━━ Task input
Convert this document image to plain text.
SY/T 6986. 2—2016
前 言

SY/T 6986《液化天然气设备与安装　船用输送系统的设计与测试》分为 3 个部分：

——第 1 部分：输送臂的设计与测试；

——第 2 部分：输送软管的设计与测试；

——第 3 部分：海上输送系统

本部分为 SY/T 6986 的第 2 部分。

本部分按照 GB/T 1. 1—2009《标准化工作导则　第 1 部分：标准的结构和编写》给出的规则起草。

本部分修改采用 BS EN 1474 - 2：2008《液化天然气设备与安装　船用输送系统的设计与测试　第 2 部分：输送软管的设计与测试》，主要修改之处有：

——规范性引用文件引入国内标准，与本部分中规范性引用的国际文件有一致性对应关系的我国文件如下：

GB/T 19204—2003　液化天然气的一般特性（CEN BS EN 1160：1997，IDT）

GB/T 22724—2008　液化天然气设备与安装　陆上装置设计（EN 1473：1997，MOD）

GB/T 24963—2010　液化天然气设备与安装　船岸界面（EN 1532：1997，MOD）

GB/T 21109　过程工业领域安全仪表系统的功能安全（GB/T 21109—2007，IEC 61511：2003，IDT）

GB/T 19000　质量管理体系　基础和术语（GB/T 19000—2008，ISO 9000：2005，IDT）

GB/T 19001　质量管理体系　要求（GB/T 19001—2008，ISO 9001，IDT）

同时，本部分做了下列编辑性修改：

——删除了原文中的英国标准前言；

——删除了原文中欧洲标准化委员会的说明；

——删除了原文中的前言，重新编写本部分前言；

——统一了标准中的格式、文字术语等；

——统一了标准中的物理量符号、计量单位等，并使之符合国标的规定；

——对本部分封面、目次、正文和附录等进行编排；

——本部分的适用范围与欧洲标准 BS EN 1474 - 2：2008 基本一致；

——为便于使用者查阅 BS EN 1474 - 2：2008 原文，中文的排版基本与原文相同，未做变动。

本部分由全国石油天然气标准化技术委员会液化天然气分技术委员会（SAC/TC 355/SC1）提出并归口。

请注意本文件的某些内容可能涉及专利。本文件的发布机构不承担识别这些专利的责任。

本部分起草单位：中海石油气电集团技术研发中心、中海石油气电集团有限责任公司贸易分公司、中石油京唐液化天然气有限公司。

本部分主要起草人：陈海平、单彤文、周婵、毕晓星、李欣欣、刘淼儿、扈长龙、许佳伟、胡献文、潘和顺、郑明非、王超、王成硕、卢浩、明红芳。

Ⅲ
━━━━
■ What the exercise asks ■
Your task is to reproduce all of the records exactly.

■ Reply to the exercise ■
Convert this document image to plain text.
SY/T 6986. 2—2016
前 言

SY/T 6986《液化天然气设备与安装　船用输送系统的设计与测试》分为 3 个部分：

——第 1 部分：输送臂的设计与测试；

——第 2 部分：输送软管的设计与测试；

——第 3 部分：海上输送系统

本部分为 SY/T 6986 的第 2 部分。

本部分按照 GB/T 1. 1—2009《标准化工作导则　第 1 部分：标准的结构和编写》给出的规则起草。

本部分修改采用 BS EN 1474 - 2：2008《液化天然气设备与安装　船用输送系统的设计与测试　第 2 部分：输送软管的设计与测试》，主要修改之处有：

——规范性引用文件引入国内标准，与本部分中规范性引用的国际文件有一致性对应关系的我国文件如下：

GB/T 19204—2003　液化天然气的一般特性（CEN BS EN 1160：1997，IDT）

GB/T 22724—2008　液化天然气设备与安装　陆上装置设计（EN 1473：1997，MOD）

GB/T 24963—2010　液化天然气设备与安装　船岸界面（EN 1532：1997，MOD）

GB/T 21109　过程工业领域安全仪表系统的功能安全（GB/T 21109—2007，IEC 61511：2003，IDT）

GB/T 19000　质量管理体系　基础和术语（GB/T 19000—2008，ISO 9000：2005，IDT）

GB/T 19001　质量管理体系　要求（GB/T 19001—2008，ISO 9001，IDT）

同时，本部分做了下列编辑性修改：

——删除了原文中的英国标准前言；

——删除了原文中欧洲标准化委员会的说明；

——删除了原文中的前言，重新编写本部分前言；

——统一了标准中的格式、文字术语等；

——统一了标准中的物理量符号、计量单位等，并使之符合国标的规定；

——对本部分封面、目次、正文和附录等进行编排；

——本部分的适用范围与欧洲标准 BS EN 1474 - 2：2008 基本一致；

——为便于使用者查阅 BS EN 1474 - 2：2008 原文，中文的排版基本与原文相同，未做变动。

本部分由全国石油天然气标准化技术委员会液化天然气分技术委员会（SAC/TC 355/SC1）提出并归口。

请注意本文件的某些内容可能涉及专利。本文件的发布机构不承担识别这些专利的责任。

本部分起草单位：中海石油气电集团技术研发中心、中海石油气电集团有限责任公司贸易分公司、中石油京唐液化天然气有限公司。

本部分主要起草人：陈海平、单彤文、周婵、毕晓星、李欣欣、刘淼儿、扈长龙、许佳伟、胡献文、潘和顺、郑明非、王超、王成硕、卢浩、明红芳。

Ⅲ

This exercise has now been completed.